*What this task involves*
Drop the images; return everything else in the listing below exactly.

*Material*
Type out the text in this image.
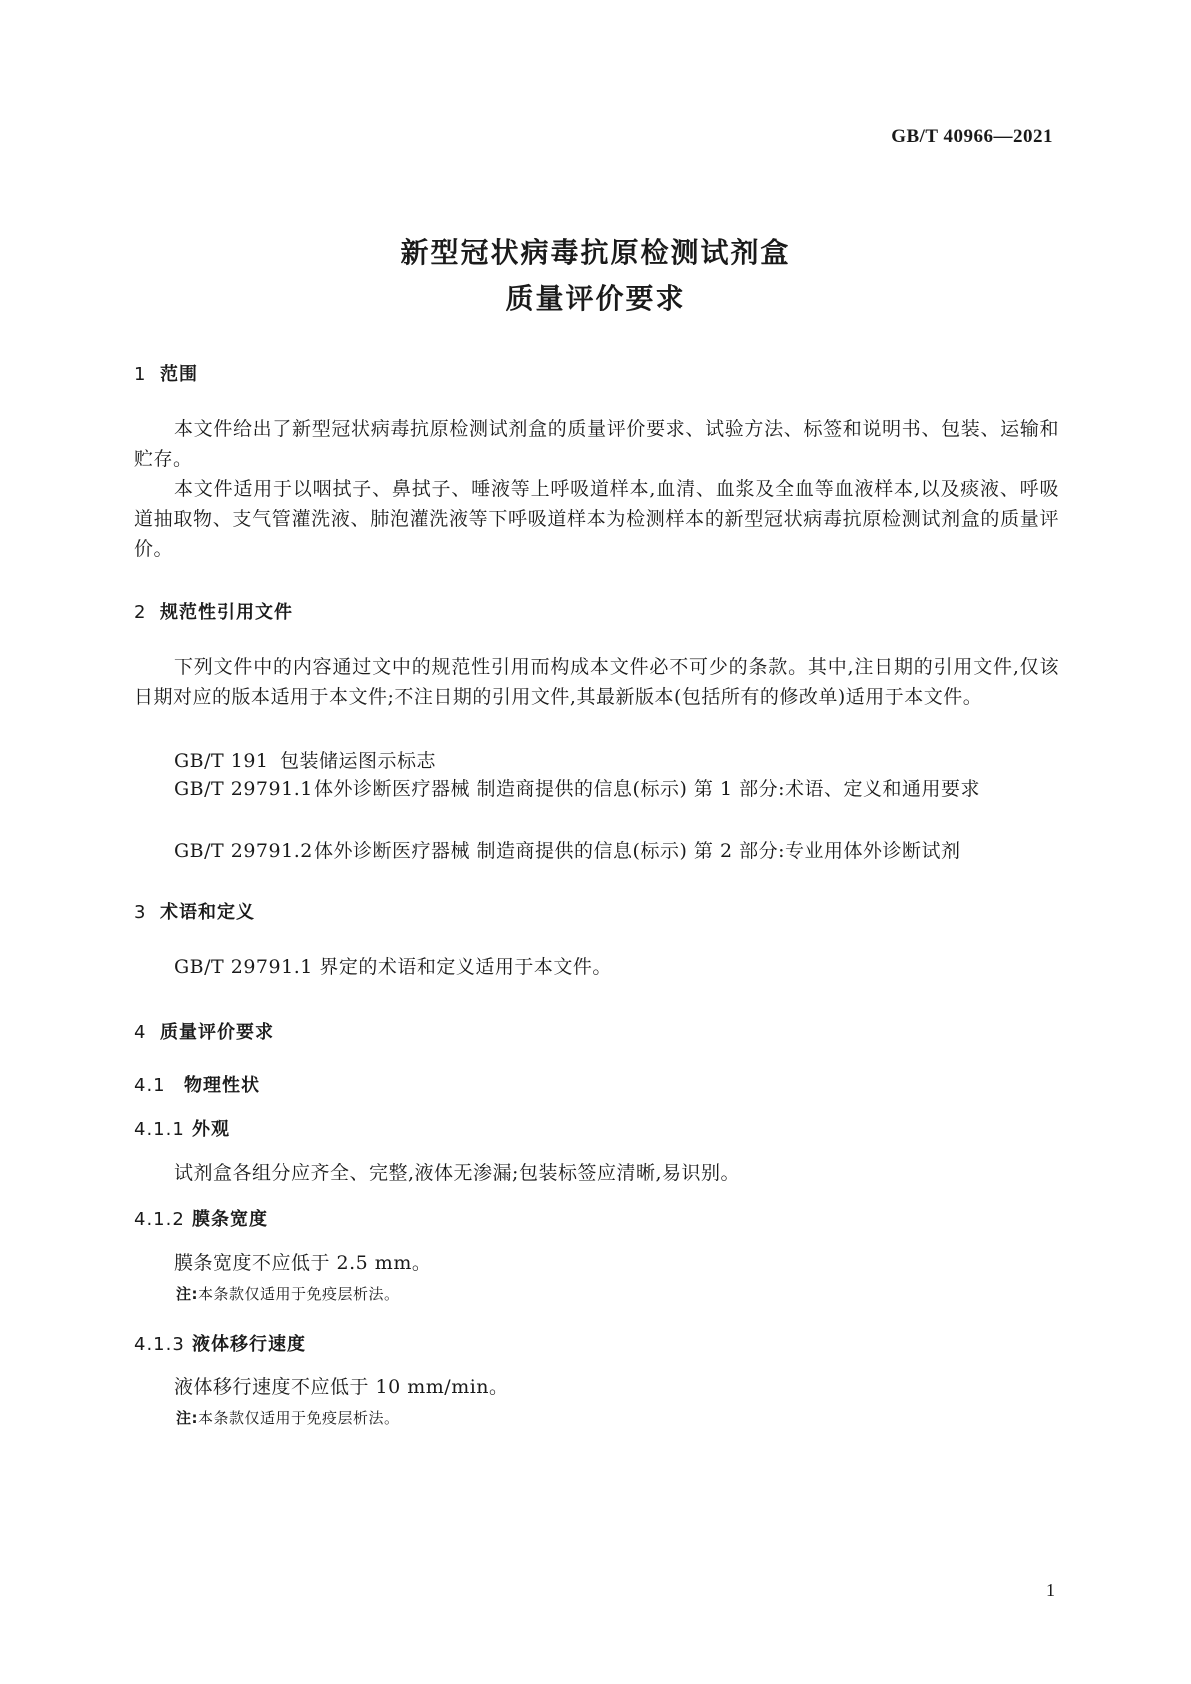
GB/T 40966—2021
新型冠状病毒抗原检测试剂盒
质量评价要求
1 范围
本文件给出了新型冠状病毒抗原检测试剂盒的质量评价要求、试验方法、标签和说明书、包装、运输和贮存。
本文件适用于以咽拭子、鼻拭子、唾液等上呼吸道样本,血清、血浆及全血等血液样本,以及痰液、呼吸道抽取物、支气管灌洗液、肺泡灌洗液等下呼吸道样本为检测样本的新型冠状病毒抗原检测试剂盒的质量评价。
2 规范性引用文件
下列文件中的内容通过文中的规范性引用而构成本文件必不可少的条款。其中,注日期的引用文件,仅该日期对应的版本适用于本文件;不注日期的引用文件,其最新版本(包括所有的修改单)适用于本文件。
GB/T 191 包装储运图示标志
GB/T 29791.1体外诊断医疗器械 制造商提供的信息(标示) 第 1 部分:术语、定义和通用要求
GB/T 29791.2体外诊断医疗器械 制造商提供的信息(标示) 第 2 部分:专业用体外诊断试剂
3 术语和定义
GB/T 29791.1 界定的术语和定义适用于本文件。
4 质量评价要求
4.1 物理性状
4.1.1 外观
试剂盒各组分应齐全、完整,液体无渗漏;包装标签应清晰,易识别。
4.1.2 膜条宽度
膜条宽度不应低于 2.5 mm。
注:本条款仅适用于免疫层析法。
4.1.3 液体移行速度
液体移行速度不应低于 10 mm/min。
注:本条款仅适用于免疫层析法。
1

*Answer in full*
Type out the text in this image.
GB/T 40966—2021
新型冠状病毒抗原检测试剂盒
质量评价要求
1 范围
本文件给出了新型冠状病毒抗原检测试剂盒的质量评价要求、试验方法、标签和说明书、包装、运输和贮存。
本文件适用于以咽拭子、鼻拭子、唾液等上呼吸道样本,血清、血浆及全血等血液样本,以及痰液、呼吸道抽取物、支气管灌洗液、肺泡灌洗液等下呼吸道样本为检测样本的新型冠状病毒抗原检测试剂盒的质量评价。
2 规范性引用文件
下列文件中的内容通过文中的规范性引用而构成本文件必不可少的条款。其中,注日期的引用文件,仅该日期对应的版本适用于本文件;不注日期的引用文件,其最新版本(包括所有的修改单)适用于本文件。
GB/T 191 包装储运图示标志
GB/T 29791.1体外诊断医疗器械 制造商提供的信息(标示) 第 1 部分:术语、定义和通用要求
GB/T 29791.2体外诊断医疗器械 制造商提供的信息(标示) 第 2 部分:专业用体外诊断试剂
3 术语和定义
GB/T 29791.1 界定的术语和定义适用于本文件。
4 质量评价要求
4.1 物理性状
4.1.1 外观
试剂盒各组分应齐全、完整,液体无渗漏;包装标签应清晰,易识别。
4.1.2 膜条宽度
膜条宽度不应低于 2.5 mm。
注:本条款仅适用于免疫层析法。
4.1.3 液体移行速度
液体移行速度不应低于 10 mm/min。
注:本条款仅适用于免疫层析法。
1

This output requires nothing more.